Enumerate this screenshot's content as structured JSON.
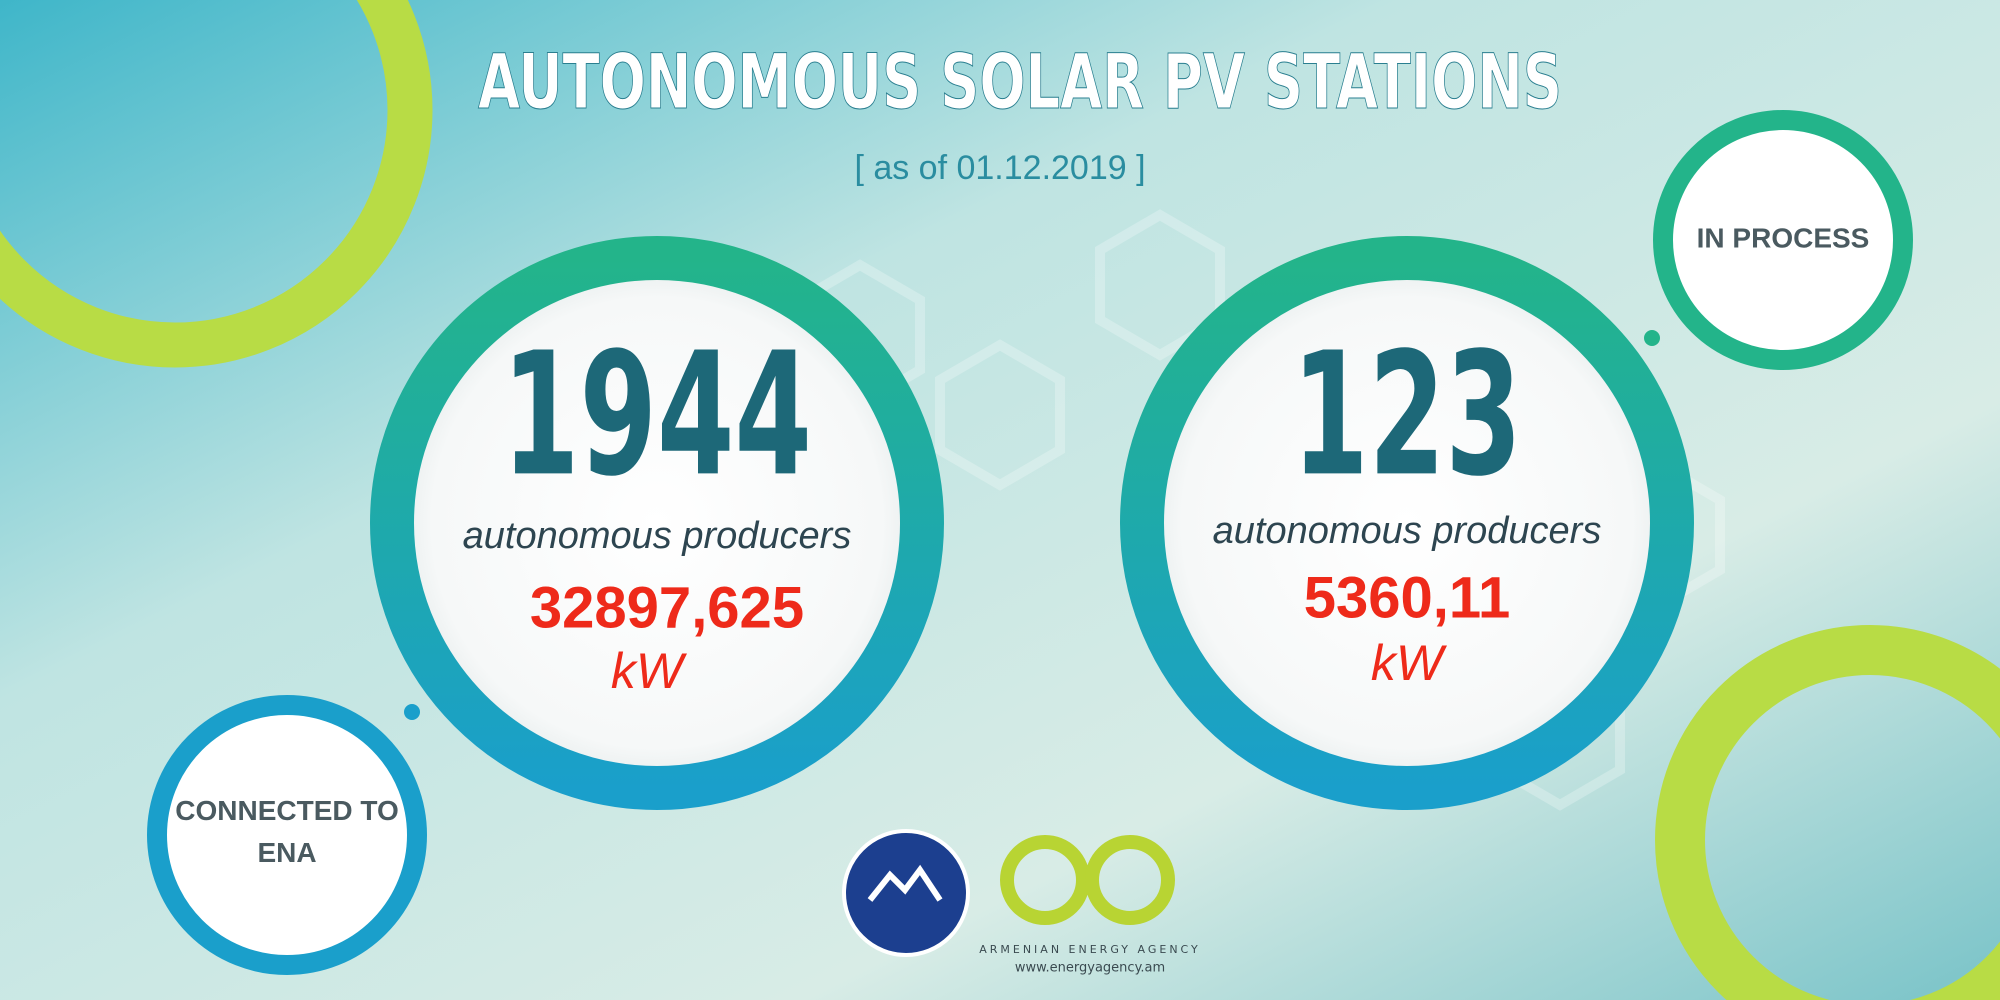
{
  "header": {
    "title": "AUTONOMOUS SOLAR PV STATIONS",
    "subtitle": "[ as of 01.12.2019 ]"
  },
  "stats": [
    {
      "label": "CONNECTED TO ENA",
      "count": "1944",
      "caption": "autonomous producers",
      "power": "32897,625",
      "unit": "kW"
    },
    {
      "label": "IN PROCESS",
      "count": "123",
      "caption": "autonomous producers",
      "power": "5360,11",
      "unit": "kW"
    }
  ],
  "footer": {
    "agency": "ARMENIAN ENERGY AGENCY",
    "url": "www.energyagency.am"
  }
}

--- Given problem ---
Reproduce every line precisely as given, omitting all pictures.

--- Exercise answer ---
Enumerate this screenshot's content as structured JSON.
{
  "header": {
    "title": "AUTONOMOUS SOLAR PV STATIONS",
    "subtitle": "[ as of 01.12.2019 ]"
  },
  "stats": [
    {
      "label": "CONNECTED TO ENA",
      "count": "1944",
      "caption": "autonomous producers",
      "power": "32897,625",
      "unit": "kW"
    },
    {
      "label": "IN PROCESS",
      "count": "123",
      "caption": "autonomous producers",
      "power": "5360,11",
      "unit": "kW"
    }
  ],
  "footer": {
    "agency": "ARMENIAN ENERGY AGENCY",
    "url": "www.energyagency.am"
  }
}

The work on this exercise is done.